_Material for this task_
━━━━
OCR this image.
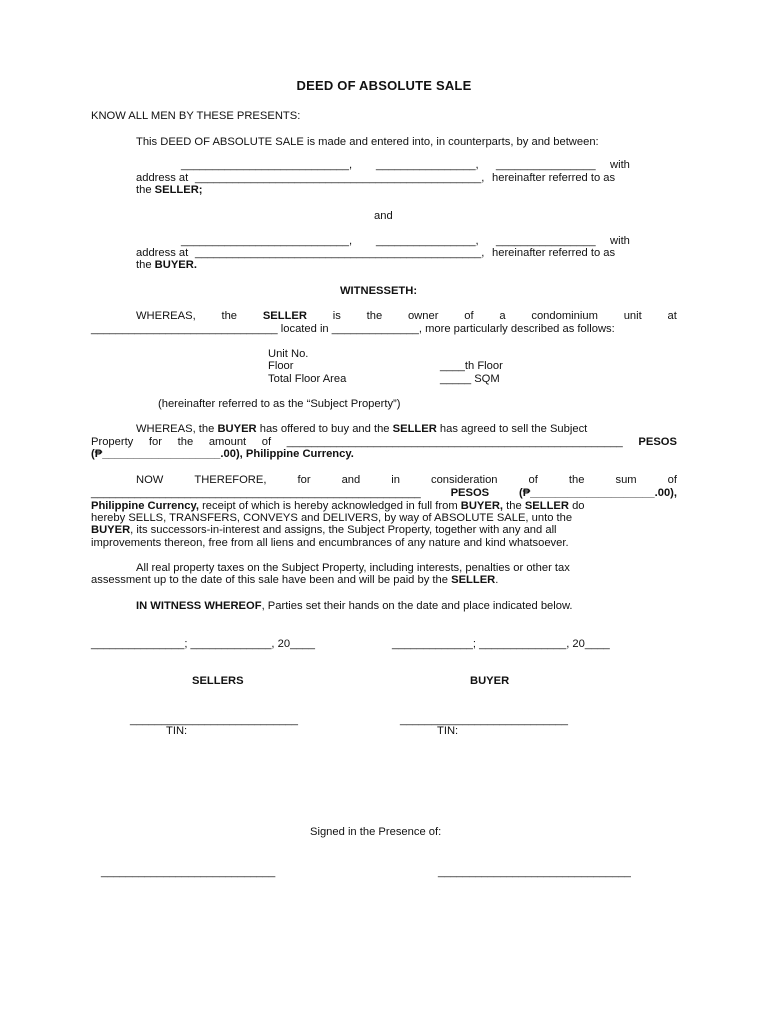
DEED OF ABSOLUTE SALE
KNOW ALL MEN BY THESE PRESENTS:
This DEED OF ABSOLUTE SALE is made and entered into, in counterparts, by and between:
___________________________, ________________, ________________ with
address at ______________________________________________, hereinafter referred to as
the SELLER;
and
___________________________, ________________, ________________ with
address at ______________________________________________, hereinafter referred to as
the BUYER.
WITNESSETH:
WHEREAS, the SELLER is the owner of a condominium unit at
______________________________ located in ______________, more particularly described as follows:
Unit No.
Floor	____th Floor
Total Floor Area	_____ SQM
(hereinafter referred to as the “Subject Property”)
WHEREAS, the BUYER has offered to buy and the SELLER has agreed to sell the Subject
Property for the amount of ______________________________________________________ PESOS
(₱___________________.00), Philippine Currency.
NOW	THEREFORE,	for	and	in	consideration	of	the	sum	of
_____________________________________________________	PESOS	(₱____________________.00),
Philippine Currency, receipt of which is hereby acknowledged in full from BUYER, the SELLER do
hereby SELLS, TRANSFERS, CONVEYS and DELIVERS, by way of ABSOLUTE SALE, unto the
BUYER, its successors-in-interest and assigns, the Subject Property, together with any and all
improvements thereon, free from all liens and encumbrances of any nature and kind whatsoever.
All real property taxes on the Subject Property, including interests, penalties or other tax
assessment up to the date of this sale have been and will be paid by the SELLER.
IN WITNESS WHEREOF, Parties set their hands on the date and place indicated below.
_______________; _____________, 20____	_____________; ______________, 20____
SELLERS	BUYER
___________________________
TIN:
___________________________
TIN:
Signed in the Presence of:
____________________________	_______________________________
━━━━
_Exercise description_
State how many lines of the records hold the string "Philippine", and nothing else.

_The answer_
2